▶ _EXERCISE DATA_:
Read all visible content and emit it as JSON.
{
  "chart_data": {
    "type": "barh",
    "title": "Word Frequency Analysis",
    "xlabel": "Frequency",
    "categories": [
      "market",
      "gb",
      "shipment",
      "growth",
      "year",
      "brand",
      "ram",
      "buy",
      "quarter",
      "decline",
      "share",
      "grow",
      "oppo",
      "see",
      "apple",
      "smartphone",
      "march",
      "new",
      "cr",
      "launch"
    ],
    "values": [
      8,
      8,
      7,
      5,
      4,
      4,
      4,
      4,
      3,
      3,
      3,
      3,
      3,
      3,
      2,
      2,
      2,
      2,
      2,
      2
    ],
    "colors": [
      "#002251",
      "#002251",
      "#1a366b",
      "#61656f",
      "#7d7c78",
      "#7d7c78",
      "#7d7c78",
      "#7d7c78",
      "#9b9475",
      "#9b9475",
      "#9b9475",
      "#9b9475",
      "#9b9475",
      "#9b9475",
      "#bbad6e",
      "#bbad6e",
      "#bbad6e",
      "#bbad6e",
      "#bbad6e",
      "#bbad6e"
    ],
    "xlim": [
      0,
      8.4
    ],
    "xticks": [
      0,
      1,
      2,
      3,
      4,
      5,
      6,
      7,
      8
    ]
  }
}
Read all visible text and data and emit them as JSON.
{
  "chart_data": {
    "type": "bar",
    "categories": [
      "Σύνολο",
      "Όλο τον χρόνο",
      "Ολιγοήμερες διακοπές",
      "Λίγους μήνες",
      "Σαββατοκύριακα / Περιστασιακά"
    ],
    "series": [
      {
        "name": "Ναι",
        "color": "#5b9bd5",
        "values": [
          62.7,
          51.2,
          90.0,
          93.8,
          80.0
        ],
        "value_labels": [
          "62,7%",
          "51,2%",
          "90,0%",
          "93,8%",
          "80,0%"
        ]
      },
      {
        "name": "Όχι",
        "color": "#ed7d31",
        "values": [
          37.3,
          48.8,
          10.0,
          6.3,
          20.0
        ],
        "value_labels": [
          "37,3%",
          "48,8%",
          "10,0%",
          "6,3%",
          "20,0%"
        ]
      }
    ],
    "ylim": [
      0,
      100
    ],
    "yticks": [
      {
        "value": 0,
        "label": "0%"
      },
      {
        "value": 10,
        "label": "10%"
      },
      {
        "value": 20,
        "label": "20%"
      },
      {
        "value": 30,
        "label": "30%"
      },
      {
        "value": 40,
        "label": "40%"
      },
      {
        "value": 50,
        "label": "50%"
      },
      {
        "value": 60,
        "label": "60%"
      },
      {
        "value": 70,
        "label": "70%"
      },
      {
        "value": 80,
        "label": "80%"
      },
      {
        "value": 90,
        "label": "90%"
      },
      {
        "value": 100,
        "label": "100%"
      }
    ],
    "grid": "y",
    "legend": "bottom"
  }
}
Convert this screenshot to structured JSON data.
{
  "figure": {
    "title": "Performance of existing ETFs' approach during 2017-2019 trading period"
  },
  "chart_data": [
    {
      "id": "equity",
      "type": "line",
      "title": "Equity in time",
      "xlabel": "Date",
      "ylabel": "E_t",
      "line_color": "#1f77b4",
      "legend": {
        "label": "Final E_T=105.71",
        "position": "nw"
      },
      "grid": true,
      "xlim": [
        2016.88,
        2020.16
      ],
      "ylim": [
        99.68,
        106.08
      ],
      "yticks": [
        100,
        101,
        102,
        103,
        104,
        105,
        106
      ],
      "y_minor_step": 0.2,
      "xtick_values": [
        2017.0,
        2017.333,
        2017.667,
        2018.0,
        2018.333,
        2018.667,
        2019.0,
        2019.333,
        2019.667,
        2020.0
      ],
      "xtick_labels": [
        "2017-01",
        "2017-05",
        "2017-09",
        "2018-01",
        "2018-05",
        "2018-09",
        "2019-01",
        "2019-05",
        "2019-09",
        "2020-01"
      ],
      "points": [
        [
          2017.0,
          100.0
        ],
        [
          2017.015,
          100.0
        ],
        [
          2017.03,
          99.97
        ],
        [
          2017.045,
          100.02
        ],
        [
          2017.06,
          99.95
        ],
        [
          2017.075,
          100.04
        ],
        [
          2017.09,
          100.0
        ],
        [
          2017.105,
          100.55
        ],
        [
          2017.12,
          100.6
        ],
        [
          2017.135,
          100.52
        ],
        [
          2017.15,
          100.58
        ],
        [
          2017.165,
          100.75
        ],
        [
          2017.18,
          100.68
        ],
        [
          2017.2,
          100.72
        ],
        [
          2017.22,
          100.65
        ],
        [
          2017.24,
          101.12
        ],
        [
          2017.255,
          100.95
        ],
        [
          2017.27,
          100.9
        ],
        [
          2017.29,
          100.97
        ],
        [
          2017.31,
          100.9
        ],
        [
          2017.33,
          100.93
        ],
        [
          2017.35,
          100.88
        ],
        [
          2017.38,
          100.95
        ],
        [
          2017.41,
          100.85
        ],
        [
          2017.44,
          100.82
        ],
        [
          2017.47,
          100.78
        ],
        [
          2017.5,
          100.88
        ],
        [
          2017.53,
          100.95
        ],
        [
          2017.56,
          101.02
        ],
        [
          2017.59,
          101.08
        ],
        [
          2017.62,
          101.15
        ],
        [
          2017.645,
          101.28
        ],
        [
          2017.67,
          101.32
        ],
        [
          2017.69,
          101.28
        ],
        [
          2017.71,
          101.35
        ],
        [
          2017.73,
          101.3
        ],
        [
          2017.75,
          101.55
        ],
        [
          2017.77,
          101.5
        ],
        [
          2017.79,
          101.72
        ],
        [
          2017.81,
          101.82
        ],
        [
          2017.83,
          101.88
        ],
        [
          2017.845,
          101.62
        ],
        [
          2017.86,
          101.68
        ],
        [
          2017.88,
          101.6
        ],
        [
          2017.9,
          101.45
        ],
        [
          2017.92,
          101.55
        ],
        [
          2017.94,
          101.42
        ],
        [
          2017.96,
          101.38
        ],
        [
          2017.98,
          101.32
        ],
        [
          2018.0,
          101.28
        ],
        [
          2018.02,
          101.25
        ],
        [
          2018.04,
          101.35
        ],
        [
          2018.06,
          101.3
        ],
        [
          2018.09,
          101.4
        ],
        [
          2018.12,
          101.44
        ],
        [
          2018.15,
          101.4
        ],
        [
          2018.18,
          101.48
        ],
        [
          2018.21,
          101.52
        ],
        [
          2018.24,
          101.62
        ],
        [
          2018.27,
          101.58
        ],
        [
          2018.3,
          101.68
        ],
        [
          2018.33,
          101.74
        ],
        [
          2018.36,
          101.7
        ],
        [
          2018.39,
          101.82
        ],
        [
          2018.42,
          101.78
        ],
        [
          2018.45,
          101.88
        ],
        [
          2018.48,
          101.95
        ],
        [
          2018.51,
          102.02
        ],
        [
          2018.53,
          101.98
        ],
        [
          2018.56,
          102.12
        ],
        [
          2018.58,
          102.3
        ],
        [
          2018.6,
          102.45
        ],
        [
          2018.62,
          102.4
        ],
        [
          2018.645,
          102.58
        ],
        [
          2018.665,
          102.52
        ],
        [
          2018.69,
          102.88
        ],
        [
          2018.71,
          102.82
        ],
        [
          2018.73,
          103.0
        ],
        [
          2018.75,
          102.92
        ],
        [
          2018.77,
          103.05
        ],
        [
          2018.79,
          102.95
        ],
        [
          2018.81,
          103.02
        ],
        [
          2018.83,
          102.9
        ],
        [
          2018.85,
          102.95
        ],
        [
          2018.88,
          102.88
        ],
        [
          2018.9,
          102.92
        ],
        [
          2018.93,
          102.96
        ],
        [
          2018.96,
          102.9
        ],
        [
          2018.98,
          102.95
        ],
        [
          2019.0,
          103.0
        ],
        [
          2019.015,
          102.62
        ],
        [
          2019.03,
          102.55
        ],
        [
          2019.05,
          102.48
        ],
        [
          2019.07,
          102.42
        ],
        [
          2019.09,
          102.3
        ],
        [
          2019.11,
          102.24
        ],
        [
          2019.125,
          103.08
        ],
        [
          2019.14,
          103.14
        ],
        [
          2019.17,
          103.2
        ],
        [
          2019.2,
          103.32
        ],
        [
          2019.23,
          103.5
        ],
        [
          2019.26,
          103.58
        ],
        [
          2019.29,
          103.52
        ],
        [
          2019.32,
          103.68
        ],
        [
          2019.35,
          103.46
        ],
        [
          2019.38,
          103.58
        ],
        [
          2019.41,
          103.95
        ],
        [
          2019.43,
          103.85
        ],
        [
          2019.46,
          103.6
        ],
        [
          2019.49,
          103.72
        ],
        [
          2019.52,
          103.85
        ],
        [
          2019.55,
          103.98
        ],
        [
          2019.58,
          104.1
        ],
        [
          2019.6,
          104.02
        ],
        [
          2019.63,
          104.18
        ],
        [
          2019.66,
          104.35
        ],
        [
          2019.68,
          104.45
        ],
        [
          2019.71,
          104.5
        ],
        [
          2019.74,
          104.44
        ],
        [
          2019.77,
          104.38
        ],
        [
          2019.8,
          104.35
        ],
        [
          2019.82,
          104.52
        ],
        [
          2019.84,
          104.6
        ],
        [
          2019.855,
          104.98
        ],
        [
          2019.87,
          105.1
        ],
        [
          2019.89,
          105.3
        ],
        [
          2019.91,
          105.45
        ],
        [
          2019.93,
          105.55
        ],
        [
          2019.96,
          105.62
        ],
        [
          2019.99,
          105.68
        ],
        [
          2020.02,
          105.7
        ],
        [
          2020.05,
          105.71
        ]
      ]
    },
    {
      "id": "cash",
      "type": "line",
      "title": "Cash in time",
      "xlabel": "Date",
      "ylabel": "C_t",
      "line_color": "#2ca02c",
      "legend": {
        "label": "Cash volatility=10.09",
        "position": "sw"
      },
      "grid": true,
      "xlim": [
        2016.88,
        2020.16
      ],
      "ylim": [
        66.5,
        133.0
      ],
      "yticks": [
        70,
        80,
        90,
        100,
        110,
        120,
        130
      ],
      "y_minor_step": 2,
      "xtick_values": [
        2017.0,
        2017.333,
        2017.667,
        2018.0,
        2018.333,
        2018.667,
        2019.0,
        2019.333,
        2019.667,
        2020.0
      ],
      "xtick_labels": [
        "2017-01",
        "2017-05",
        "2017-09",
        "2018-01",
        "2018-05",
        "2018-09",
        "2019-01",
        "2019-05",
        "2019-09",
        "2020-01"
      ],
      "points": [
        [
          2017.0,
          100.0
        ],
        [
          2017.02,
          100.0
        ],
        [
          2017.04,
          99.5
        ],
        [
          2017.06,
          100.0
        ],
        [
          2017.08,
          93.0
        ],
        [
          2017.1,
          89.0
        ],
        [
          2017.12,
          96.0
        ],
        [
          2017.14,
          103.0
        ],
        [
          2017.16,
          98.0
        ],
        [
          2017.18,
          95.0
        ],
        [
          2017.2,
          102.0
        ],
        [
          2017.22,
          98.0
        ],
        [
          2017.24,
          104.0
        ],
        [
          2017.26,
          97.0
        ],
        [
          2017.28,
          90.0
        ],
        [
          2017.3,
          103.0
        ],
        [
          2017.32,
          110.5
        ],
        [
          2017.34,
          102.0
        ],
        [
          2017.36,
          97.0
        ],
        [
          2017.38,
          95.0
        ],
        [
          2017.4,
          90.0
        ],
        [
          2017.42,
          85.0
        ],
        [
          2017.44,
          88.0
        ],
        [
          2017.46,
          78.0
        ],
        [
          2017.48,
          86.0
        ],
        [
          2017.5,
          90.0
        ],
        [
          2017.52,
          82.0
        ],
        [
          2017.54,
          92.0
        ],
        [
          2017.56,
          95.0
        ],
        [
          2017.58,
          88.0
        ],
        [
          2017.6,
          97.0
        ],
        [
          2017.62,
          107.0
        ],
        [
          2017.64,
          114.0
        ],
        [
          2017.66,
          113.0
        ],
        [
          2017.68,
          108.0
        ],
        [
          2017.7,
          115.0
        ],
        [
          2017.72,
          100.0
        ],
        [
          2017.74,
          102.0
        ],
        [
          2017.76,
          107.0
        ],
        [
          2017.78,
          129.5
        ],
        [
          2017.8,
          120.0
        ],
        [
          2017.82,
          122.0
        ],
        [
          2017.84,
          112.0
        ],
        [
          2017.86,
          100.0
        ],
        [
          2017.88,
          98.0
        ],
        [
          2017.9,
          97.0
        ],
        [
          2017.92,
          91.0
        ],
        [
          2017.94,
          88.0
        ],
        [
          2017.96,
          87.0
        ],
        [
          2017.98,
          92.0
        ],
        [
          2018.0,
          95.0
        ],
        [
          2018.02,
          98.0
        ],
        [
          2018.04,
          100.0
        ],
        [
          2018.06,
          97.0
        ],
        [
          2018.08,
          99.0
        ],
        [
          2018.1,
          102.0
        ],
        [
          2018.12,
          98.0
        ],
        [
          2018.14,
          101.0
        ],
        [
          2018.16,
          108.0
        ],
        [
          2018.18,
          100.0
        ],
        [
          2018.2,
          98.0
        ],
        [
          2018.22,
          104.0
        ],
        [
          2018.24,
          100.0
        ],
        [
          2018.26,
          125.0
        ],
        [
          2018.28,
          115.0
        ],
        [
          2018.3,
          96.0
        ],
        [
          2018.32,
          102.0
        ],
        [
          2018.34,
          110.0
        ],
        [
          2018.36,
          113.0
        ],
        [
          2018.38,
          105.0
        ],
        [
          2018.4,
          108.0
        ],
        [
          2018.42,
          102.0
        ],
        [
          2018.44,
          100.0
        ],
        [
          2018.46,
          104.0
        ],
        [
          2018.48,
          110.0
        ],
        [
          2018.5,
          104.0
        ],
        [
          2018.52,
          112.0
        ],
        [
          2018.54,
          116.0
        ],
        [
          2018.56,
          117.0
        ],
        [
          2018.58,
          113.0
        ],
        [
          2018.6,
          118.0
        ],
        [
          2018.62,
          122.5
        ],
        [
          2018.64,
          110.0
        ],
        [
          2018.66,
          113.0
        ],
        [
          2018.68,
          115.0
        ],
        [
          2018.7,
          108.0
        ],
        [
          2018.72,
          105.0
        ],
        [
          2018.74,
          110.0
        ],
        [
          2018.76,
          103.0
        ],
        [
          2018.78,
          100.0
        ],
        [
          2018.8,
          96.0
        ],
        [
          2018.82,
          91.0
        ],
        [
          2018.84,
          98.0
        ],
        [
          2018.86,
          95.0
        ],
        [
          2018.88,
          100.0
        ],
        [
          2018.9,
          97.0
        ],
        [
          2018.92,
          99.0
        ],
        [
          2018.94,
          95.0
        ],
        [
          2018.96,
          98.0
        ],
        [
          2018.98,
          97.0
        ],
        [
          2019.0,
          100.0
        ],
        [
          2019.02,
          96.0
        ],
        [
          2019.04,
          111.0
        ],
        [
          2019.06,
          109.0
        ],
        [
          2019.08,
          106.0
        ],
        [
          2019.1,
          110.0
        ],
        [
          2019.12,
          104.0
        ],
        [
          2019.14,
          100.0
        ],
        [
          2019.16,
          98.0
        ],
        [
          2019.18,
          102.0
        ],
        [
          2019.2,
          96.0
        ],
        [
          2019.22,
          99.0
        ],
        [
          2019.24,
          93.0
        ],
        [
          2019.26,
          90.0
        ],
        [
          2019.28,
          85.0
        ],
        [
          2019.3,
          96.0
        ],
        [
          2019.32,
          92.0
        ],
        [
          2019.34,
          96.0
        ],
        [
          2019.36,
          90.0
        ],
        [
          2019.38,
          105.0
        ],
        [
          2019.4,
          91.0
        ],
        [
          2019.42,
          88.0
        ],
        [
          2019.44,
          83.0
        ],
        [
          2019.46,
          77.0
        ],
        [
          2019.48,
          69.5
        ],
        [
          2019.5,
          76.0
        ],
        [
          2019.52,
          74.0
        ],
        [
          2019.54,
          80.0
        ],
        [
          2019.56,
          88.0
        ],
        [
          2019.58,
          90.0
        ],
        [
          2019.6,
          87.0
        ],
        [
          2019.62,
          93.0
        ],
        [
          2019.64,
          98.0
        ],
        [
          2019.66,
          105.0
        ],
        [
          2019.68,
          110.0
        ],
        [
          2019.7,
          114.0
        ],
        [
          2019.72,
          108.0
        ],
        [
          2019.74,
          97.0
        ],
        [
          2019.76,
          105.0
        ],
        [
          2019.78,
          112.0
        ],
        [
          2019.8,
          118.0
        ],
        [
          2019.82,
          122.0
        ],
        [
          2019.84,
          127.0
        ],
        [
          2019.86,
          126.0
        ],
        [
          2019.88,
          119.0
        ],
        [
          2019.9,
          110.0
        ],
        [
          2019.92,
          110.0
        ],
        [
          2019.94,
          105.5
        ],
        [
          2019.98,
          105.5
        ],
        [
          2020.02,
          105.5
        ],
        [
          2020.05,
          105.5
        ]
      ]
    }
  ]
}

▶ _WORK INSTRUCTIONS_: How many lines in the listing above contain "emit"? Answer with the number alone.

▶ _WRITTEN RESPONSE_: 2